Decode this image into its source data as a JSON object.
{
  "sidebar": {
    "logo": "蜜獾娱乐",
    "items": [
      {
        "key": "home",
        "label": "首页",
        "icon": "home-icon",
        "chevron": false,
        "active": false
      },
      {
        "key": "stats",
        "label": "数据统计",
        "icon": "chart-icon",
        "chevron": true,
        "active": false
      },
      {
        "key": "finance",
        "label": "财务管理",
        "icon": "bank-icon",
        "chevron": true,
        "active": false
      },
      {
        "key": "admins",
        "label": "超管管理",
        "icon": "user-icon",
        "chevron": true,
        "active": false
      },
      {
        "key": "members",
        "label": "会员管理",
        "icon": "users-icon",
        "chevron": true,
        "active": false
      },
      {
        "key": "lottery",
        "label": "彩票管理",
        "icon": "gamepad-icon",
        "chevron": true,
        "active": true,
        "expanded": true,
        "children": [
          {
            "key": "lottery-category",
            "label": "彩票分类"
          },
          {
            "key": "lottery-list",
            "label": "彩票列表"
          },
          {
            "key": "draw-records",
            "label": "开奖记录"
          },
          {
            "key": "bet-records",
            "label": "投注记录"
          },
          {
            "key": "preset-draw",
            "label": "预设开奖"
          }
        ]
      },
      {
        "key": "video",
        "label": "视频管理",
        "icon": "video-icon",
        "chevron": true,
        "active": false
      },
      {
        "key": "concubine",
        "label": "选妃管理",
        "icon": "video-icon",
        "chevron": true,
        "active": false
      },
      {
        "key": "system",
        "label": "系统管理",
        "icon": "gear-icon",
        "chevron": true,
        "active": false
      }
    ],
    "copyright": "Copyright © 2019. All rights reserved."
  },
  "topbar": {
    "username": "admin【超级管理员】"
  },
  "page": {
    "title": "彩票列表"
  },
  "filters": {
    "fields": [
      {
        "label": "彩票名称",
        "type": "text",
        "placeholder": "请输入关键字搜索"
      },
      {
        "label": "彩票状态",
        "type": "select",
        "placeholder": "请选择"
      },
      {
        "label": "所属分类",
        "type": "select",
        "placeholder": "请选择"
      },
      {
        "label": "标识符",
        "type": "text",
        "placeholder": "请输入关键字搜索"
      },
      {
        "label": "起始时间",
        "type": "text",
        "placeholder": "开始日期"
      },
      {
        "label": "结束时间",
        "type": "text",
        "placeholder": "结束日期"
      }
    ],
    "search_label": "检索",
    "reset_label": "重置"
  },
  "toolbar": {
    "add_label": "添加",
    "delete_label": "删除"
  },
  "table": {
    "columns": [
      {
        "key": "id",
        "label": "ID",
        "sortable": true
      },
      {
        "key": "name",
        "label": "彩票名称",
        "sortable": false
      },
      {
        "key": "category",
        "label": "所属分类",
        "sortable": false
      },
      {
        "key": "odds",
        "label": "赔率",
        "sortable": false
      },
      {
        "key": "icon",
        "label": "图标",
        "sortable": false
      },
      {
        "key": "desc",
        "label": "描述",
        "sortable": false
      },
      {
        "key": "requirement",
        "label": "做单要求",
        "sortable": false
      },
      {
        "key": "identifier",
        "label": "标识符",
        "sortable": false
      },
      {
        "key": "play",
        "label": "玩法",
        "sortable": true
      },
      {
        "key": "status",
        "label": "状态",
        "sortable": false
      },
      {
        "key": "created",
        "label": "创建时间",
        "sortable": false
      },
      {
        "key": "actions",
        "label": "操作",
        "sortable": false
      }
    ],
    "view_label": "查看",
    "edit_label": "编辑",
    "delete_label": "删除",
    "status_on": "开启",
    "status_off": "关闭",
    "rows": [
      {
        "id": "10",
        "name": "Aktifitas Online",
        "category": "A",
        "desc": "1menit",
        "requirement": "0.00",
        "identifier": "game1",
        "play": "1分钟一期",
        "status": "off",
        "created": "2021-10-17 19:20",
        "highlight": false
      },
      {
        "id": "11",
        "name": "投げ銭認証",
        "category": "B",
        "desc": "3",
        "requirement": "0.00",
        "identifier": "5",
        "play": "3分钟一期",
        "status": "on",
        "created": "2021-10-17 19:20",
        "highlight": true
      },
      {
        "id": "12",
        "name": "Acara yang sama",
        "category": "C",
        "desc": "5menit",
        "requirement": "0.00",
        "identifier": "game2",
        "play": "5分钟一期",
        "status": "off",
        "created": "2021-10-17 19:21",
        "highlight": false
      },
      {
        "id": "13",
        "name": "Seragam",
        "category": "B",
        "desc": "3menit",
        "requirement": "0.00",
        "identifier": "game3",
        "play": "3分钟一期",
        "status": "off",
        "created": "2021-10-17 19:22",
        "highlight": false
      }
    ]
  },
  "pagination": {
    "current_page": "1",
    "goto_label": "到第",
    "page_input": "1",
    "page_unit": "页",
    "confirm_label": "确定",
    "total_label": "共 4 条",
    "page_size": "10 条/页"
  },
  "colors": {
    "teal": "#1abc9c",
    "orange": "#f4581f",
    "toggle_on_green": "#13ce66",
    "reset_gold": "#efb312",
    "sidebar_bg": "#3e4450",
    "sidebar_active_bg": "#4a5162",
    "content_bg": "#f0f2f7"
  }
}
━━━━
= GIVEN REQUEST =
All of the entries above must be quoted exactly.

= SOLUTION TO THE EXERCISE =
Decode this image into its source data as a JSON object.
{
  "sidebar": {
    "logo": "蜜獾娱乐",
    "items": [
      {
        "key": "home",
        "label": "首页",
        "icon": "home-icon",
        "chevron": false,
        "active": false
      },
      {
        "key": "stats",
        "label": "数据统计",
        "icon": "chart-icon",
        "chevron": true,
        "active": false
      },
      {
        "key": "finance",
        "label": "财务管理",
        "icon": "bank-icon",
        "chevron": true,
        "active": false
      },
      {
        "key": "admins",
        "label": "超管管理",
        "icon": "user-icon",
        "chevron": true,
        "active": false
      },
      {
        "key": "members",
        "label": "会员管理",
        "icon": "users-icon",
        "chevron": true,
        "active": false
      },
      {
        "key": "lottery",
        "label": "彩票管理",
        "icon": "gamepad-icon",
        "chevron": true,
        "active": true,
        "expanded": true,
        "children": [
          {
            "key": "lottery-category",
            "label": "彩票分类"
          },
          {
            "key": "lottery-list",
            "label": "彩票列表"
          },
          {
            "key": "draw-records",
            "label": "开奖记录"
          },
          {
            "key": "bet-records",
            "label": "投注记录"
          },
          {
            "key": "preset-draw",
            "label": "预设开奖"
          }
        ]
      },
      {
        "key": "video",
        "label": "视频管理",
        "icon": "video-icon",
        "chevron": true,
        "active": false
      },
      {
        "key": "concubine",
        "label": "选妃管理",
        "icon": "video-icon",
        "chevron": true,
        "active": false
      },
      {
        "key": "system",
        "label": "系统管理",
        "icon": "gear-icon",
        "chevron": true,
        "active": false
      }
    ],
    "copyright": "Copyright © 2019. All rights reserved."
  },
  "topbar": {
    "username": "admin【超级管理员】"
  },
  "page": {
    "title": "彩票列表"
  },
  "filters": {
    "fields": [
      {
        "label": "彩票名称",
        "type": "text",
        "placeholder": "请输入关键字搜索"
      },
      {
        "label": "彩票状态",
        "type": "select",
        "placeholder": "请选择"
      },
      {
        "label": "所属分类",
        "type": "select",
        "placeholder": "请选择"
      },
      {
        "label": "标识符",
        "type": "text",
        "placeholder": "请输入关键字搜索"
      },
      {
        "label": "起始时间",
        "type": "text",
        "placeholder": "开始日期"
      },
      {
        "label": "结束时间",
        "type": "text",
        "placeholder": "结束日期"
      }
    ],
    "search_label": "检索",
    "reset_label": "重置"
  },
  "toolbar": {
    "add_label": "添加",
    "delete_label": "删除"
  },
  "table": {
    "columns": [
      {
        "key": "id",
        "label": "ID",
        "sortable": true
      },
      {
        "key": "name",
        "label": "彩票名称",
        "sortable": false
      },
      {
        "key": "category",
        "label": "所属分类",
        "sortable": false
      },
      {
        "key": "odds",
        "label": "赔率",
        "sortable": false
      },
      {
        "key": "icon",
        "label": "图标",
        "sortable": false
      },
      {
        "key": "desc",
        "label": "描述",
        "sortable": false
      },
      {
        "key": "requirement",
        "label": "做单要求",
        "sortable": false
      },
      {
        "key": "identifier",
        "label": "标识符",
        "sortable": false
      },
      {
        "key": "play",
        "label": "玩法",
        "sortable": true
      },
      {
        "key": "status",
        "label": "状态",
        "sortable": false
      },
      {
        "key": "created",
        "label": "创建时间",
        "sortable": false
      },
      {
        "key": "actions",
        "label": "操作",
        "sortable": false
      }
    ],
    "view_label": "查看",
    "edit_label": "编辑",
    "delete_label": "删除",
    "status_on": "开启",
    "status_off": "关闭",
    "rows": [
      {
        "id": "10",
        "name": "Aktifitas Online",
        "category": "A",
        "desc": "1menit",
        "requirement": "0.00",
        "identifier": "game1",
        "play": "1分钟一期",
        "status": "off",
        "created": "2021-10-17 19:20",
        "highlight": false
      },
      {
        "id": "11",
        "name": "投げ銭認証",
        "category": "B",
        "desc": "3",
        "requirement": "0.00",
        "identifier": "5",
        "play": "3分钟一期",
        "status": "on",
        "created": "2021-10-17 19:20",
        "highlight": true
      },
      {
        "id": "12",
        "name": "Acara yang sama",
        "category": "C",
        "desc": "5menit",
        "requirement": "0.00",
        "identifier": "game2",
        "play": "5分钟一期",
        "status": "off",
        "created": "2021-10-17 19:21",
        "highlight": false
      },
      {
        "id": "13",
        "name": "Seragam",
        "category": "B",
        "desc": "3menit",
        "requirement": "0.00",
        "identifier": "game3",
        "play": "3分钟一期",
        "status": "off",
        "created": "2021-10-17 19:22",
        "highlight": false
      }
    ]
  },
  "pagination": {
    "current_page": "1",
    "goto_label": "到第",
    "page_input": "1",
    "page_unit": "页",
    "confirm_label": "确定",
    "total_label": "共 4 条",
    "page_size": "10 条/页"
  },
  "colors": {
    "teal": "#1abc9c",
    "orange": "#f4581f",
    "toggle_on_green": "#13ce66",
    "reset_gold": "#efb312",
    "sidebar_bg": "#3e4450",
    "sidebar_active_bg": "#4a5162",
    "content_bg": "#f0f2f7"
  }
}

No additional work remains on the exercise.